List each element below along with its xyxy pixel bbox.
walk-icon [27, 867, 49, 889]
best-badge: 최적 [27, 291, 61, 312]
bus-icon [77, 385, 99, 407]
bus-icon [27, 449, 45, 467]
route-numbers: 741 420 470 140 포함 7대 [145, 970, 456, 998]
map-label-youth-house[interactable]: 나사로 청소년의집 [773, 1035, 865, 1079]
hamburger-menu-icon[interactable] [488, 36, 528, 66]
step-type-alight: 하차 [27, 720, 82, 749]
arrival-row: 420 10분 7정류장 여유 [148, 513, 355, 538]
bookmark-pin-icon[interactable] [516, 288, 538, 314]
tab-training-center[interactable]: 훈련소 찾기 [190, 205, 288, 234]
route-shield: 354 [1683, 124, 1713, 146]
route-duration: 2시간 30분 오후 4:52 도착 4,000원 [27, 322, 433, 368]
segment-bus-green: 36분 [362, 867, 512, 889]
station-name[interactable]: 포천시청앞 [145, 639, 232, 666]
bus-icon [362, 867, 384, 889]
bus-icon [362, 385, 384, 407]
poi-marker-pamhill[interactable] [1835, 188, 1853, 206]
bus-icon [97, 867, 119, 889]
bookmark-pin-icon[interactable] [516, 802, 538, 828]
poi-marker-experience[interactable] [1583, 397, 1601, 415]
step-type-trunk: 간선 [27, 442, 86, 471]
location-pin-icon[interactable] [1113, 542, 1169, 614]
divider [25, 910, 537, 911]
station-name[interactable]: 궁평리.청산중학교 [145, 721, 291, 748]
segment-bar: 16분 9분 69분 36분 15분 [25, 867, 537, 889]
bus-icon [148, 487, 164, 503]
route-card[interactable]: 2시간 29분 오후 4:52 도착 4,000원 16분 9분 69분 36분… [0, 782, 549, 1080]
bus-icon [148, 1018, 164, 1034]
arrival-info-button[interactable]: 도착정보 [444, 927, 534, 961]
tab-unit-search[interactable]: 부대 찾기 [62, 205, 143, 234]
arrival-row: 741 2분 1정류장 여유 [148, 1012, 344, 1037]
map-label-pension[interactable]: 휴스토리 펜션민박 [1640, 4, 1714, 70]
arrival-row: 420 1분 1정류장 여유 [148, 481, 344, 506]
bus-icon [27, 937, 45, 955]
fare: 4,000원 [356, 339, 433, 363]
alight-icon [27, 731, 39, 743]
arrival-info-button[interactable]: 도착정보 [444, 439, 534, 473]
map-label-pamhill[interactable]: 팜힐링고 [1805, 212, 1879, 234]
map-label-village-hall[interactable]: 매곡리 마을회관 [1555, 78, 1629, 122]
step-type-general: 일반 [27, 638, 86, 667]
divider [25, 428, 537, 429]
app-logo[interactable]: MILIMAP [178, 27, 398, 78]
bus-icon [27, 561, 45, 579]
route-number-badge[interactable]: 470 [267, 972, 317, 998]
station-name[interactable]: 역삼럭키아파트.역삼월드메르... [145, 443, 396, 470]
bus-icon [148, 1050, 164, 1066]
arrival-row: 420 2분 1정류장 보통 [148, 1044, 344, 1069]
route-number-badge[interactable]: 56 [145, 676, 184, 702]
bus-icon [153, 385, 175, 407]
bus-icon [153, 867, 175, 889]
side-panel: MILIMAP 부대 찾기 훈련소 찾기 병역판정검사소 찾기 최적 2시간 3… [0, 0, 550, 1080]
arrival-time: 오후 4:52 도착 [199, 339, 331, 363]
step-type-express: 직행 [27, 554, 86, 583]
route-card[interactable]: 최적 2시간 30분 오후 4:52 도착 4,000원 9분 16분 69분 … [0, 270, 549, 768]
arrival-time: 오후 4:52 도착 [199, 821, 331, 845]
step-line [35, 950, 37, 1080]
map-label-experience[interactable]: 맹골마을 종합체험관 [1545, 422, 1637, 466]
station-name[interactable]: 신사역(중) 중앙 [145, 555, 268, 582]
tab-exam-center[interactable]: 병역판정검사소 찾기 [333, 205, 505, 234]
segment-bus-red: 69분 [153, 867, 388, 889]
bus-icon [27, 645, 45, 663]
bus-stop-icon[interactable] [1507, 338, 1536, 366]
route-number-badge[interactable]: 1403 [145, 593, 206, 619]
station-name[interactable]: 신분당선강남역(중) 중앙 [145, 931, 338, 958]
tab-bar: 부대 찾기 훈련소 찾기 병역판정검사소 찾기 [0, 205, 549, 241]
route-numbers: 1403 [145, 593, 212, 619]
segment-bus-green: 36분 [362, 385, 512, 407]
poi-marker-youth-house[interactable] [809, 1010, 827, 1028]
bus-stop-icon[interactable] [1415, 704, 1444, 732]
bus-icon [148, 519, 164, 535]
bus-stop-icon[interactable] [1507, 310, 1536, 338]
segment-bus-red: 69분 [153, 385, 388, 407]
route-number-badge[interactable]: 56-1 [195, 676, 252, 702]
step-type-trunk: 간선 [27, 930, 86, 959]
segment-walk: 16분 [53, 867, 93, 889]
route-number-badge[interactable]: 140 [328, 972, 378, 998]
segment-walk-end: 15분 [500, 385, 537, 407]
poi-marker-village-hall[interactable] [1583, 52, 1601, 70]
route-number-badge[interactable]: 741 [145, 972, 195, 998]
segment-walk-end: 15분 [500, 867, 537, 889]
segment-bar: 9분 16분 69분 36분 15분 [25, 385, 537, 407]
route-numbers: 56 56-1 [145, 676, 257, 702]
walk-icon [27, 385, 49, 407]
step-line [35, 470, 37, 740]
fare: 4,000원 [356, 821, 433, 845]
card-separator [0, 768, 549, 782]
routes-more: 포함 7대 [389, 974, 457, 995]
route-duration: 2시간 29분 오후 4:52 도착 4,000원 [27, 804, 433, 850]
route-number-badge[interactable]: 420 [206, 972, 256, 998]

━━━━━━

- Task to carry out
Retype the items above without changes, from the first line down to and including the line that holds "tab-training-center[interactable]: 훈련소 찾기".

- Right answer
List each element below along with its xyxy pixel bbox.
walk-icon [27, 867, 49, 889]
best-badge: 최적 [27, 291, 61, 312]
bus-icon [77, 385, 99, 407]
bus-icon [27, 449, 45, 467]
route-numbers: 741 420 470 140 포함 7대 [145, 970, 456, 998]
map-label-youth-house[interactable]: 나사로 청소년의집 [773, 1035, 865, 1079]
hamburger-menu-icon[interactable] [488, 36, 528, 66]
step-type-alight: 하차 [27, 720, 82, 749]
arrival-row: 420 10분 7정류장 여유 [148, 513, 355, 538]
bookmark-pin-icon[interactable] [516, 288, 538, 314]
tab-training-center[interactable]: 훈련소 찾기 [190, 205, 288, 234]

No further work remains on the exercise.